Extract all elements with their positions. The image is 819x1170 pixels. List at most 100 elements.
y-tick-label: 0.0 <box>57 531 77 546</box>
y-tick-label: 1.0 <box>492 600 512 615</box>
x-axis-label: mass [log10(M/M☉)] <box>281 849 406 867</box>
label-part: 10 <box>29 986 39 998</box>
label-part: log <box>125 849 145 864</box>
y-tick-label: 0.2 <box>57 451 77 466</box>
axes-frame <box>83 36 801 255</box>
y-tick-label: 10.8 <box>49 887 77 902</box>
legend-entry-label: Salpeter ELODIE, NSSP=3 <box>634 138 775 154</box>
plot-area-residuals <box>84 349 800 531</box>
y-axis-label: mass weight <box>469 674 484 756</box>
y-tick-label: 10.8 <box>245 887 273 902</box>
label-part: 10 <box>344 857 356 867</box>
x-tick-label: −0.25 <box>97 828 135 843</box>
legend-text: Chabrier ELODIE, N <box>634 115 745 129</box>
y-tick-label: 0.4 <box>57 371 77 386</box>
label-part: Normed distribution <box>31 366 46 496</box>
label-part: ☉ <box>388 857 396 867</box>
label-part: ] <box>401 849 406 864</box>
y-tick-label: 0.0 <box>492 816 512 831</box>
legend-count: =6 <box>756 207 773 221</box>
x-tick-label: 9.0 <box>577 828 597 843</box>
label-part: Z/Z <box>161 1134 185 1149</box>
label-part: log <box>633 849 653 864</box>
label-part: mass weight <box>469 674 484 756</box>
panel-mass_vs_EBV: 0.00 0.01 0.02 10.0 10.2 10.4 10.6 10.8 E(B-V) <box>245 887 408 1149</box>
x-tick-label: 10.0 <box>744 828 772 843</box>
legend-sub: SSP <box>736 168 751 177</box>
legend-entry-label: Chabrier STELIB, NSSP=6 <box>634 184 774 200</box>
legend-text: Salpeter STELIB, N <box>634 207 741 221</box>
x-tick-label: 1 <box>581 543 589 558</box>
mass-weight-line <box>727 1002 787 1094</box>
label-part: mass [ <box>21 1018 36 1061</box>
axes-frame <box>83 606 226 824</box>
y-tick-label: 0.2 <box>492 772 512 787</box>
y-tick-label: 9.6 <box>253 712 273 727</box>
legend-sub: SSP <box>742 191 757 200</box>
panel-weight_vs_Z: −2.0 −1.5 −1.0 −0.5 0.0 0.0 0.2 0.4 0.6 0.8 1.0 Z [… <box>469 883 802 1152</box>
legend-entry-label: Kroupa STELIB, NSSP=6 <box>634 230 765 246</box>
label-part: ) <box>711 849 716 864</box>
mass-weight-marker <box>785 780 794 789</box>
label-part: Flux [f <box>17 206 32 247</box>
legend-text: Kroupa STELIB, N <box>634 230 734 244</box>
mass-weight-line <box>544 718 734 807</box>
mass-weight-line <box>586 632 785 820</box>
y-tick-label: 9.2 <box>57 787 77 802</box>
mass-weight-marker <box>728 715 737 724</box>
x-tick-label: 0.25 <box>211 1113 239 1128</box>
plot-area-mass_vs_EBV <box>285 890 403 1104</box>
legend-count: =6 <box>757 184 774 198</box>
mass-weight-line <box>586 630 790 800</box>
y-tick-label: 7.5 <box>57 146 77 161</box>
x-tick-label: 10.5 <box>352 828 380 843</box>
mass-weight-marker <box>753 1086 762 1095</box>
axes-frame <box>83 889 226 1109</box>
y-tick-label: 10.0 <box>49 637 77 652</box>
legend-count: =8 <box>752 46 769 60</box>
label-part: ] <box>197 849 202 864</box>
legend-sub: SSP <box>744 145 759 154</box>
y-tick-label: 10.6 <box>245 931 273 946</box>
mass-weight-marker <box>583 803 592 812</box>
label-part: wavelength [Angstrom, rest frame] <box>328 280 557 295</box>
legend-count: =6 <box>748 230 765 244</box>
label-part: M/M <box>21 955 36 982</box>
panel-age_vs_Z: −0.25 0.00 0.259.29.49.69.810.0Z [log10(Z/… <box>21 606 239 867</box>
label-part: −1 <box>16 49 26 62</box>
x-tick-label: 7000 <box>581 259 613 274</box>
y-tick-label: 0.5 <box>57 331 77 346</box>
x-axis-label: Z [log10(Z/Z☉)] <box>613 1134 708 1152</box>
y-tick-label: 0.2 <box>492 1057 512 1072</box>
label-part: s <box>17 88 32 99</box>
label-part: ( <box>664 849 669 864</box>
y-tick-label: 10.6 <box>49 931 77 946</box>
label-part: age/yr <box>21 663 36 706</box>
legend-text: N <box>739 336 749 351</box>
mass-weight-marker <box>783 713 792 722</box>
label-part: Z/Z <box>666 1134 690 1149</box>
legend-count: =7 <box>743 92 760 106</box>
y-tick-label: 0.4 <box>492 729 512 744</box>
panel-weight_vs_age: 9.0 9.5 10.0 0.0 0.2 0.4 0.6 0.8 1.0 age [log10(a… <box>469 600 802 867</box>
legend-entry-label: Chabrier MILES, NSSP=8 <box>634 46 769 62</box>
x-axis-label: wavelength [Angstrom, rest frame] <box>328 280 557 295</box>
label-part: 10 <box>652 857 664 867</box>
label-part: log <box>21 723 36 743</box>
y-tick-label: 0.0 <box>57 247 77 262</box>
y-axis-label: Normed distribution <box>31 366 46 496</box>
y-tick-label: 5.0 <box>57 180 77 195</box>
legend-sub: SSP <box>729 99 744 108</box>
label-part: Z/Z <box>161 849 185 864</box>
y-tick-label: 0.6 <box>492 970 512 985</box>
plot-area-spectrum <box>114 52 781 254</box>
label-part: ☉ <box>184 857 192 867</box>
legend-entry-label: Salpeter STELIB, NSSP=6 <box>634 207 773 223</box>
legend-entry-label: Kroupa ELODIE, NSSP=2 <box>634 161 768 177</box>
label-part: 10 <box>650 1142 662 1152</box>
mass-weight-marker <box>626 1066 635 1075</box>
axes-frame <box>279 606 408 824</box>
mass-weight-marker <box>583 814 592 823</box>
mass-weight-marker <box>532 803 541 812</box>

__WRITTEN INSTRUCTION__
Rename "Normed distribution" to "Normalized distribution" everywhere in the entries above, and write all the lines out again with nothing else changed.

__EXPECTED ANSWER__
Extract all elements with their positions. The image is 819x1170 pixels. List at most 100 elements.
y-tick-label: 0.0 <box>57 531 77 546</box>
y-tick-label: 1.0 <box>492 600 512 615</box>
x-axis-label: mass [log10(M/M☉)] <box>281 849 406 867</box>
label-part: 10 <box>29 986 39 998</box>
label-part: log <box>125 849 145 864</box>
y-tick-label: 0.2 <box>57 451 77 466</box>
axes-frame <box>83 36 801 255</box>
y-tick-label: 10.8 <box>49 887 77 902</box>
legend-entry-label: Salpeter ELODIE, NSSP=3 <box>634 138 775 154</box>
plot-area-residuals <box>84 349 800 531</box>
y-axis-label: mass weight <box>469 674 484 756</box>
y-tick-label: 10.8 <box>245 887 273 902</box>
label-part: 10 <box>344 857 356 867</box>
x-tick-label: −0.25 <box>97 828 135 843</box>
legend-text: Chabrier ELODIE, N <box>634 115 745 129</box>
y-tick-label: 0.4 <box>57 371 77 386</box>
label-part: Normalized distribution <box>31 366 46 496</box>
label-part: ☉ <box>388 857 396 867</box>
label-part: ] <box>401 849 406 864</box>
y-tick-label: 0.0 <box>492 816 512 831</box>
legend-count: =6 <box>756 207 773 221</box>
x-tick-label: 9.0 <box>577 828 597 843</box>
label-part: Z/Z <box>161 1134 185 1149</box>
label-part: log <box>633 849 653 864</box>
label-part: mass weight <box>469 674 484 756</box>
panel-mass_vs_EBV: 0.00 0.01 0.02 10.0 10.2 10.4 10.6 10.8 E(B-V) <box>245 887 408 1149</box>
x-tick-label: 10.0 <box>744 828 772 843</box>
legend-sub: SSP <box>736 168 751 177</box>
legend-entry-label: Chabrier STELIB, NSSP=6 <box>634 184 774 200</box>
legend-text: Salpeter STELIB, N <box>634 207 741 221</box>
x-tick-label: 1 <box>581 543 589 558</box>
mass-weight-line <box>727 1002 787 1094</box>
label-part: mass [ <box>21 1018 36 1061</box>
axes-frame <box>83 606 226 824</box>
y-tick-label: 0.2 <box>492 772 512 787</box>
y-tick-label: 9.6 <box>253 712 273 727</box>
legend-sub: SSP <box>742 191 757 200</box>
panel-weight_vs_Z: −2.0 −1.5 −1.0 −0.5 0.0 0.0 0.2 0.4 0.6 0.8 1.0 Z [… <box>469 883 802 1152</box>
legend-entry-label: Kroupa STELIB, NSSP=6 <box>634 230 765 246</box>
label-part: ) <box>711 849 716 864</box>
mass-weight-marker <box>785 780 794 789</box>
label-part: Flux [f <box>17 206 32 247</box>
legend-text: Kroupa STELIB, N <box>634 230 734 244</box>
mass-weight-line <box>544 718 734 807</box>
mass-weight-line <box>586 632 785 820</box>
y-tick-label: 9.2 <box>57 787 77 802</box>
mass-weight-marker <box>728 715 737 724</box>
x-tick-label: 0.25 <box>211 1113 239 1128</box>
plot-area-mass_vs_EBV <box>285 890 403 1104</box>
legend-count: =6 <box>757 184 774 198</box>
mass-weight-line <box>586 630 790 800</box>
y-tick-label: 7.5 <box>57 146 77 161</box>
x-tick-label: 10.5 <box>352 828 380 843</box>
mass-weight-marker <box>753 1086 762 1095</box>
axes-frame <box>83 889 226 1109</box>
y-tick-label: 10.0 <box>49 637 77 652</box>
legend-count: =8 <box>752 46 769 60</box>
label-part: ] <box>197 849 202 864</box>
legend-sub: SSP <box>744 145 759 154</box>
y-tick-label: 10.6 <box>245 931 273 946</box>
mass-weight-marker <box>583 803 592 812</box>
label-part: wavelength [Angstrom, rest frame] <box>328 280 557 295</box>
legend-count: =6 <box>748 230 765 244</box>
label-part: M/M <box>21 955 36 982</box>
panel-age_vs_Z: −0.25 0.00 0.259.29.49.69.810.0Z [log10(Z/… <box>21 606 239 867</box>
label-part: −1 <box>16 49 26 62</box>
x-tick-label: 7000 <box>581 259 613 274</box>
y-tick-label: 0.5 <box>57 331 77 346</box>
x-axis-label: Z [log10(Z/Z☉)] <box>613 1134 708 1152</box>
y-tick-label: 0.2 <box>492 1057 512 1072</box>
label-part: s <box>17 88 32 99</box>
label-part: ( <box>664 849 669 864</box>
y-tick-label: 10.6 <box>49 931 77 946</box>
label-part: age/yr <box>21 663 36 706</box>
legend-text: N <box>739 336 749 351</box>
mass-weight-marker <box>783 713 792 722</box>
label-part: Z/Z <box>666 1134 690 1149</box>
legend-count: =7 <box>743 92 760 106</box>
y-tick-label: 0.4 <box>492 729 512 744</box>
panel-weight_vs_age: 9.0 9.5 10.0 0.0 0.2 0.4 0.6 0.8 1.0 age [log10(a… <box>469 600 802 867</box>
legend-entry-label: Chabrier MILES, NSSP=8 <box>634 46 769 62</box>
x-axis-label: wavelength [Angstrom, rest frame] <box>328 280 557 295</box>
label-part: 10 <box>652 857 664 867</box>
label-part: log <box>21 723 36 743</box>
y-tick-label: 0.0 <box>57 247 77 262</box>
y-axis-label: Normalized distribution <box>31 366 46 496</box>
y-tick-label: 5.0 <box>57 180 77 195</box>
legend-sub: SSP <box>729 99 744 108</box>
label-part: Z/Z <box>161 849 185 864</box>
y-tick-label: 0.6 <box>492 970 512 985</box>
plot-area-spectrum <box>114 52 781 254</box>
label-part: ☉ <box>184 857 192 867</box>
legend-entry-label: Salpeter STELIB, NSSP=6 <box>634 207 773 223</box>
legend-entry-label: Kroupa ELODIE, NSSP=2 <box>634 161 768 177</box>
label-part: 10 <box>650 1142 662 1152</box>
mass-weight-marker <box>626 1066 635 1075</box>
axes-frame <box>279 606 408 824</box>
mass-weight-marker <box>583 814 592 823</box>
mass-weight-marker <box>532 803 541 812</box>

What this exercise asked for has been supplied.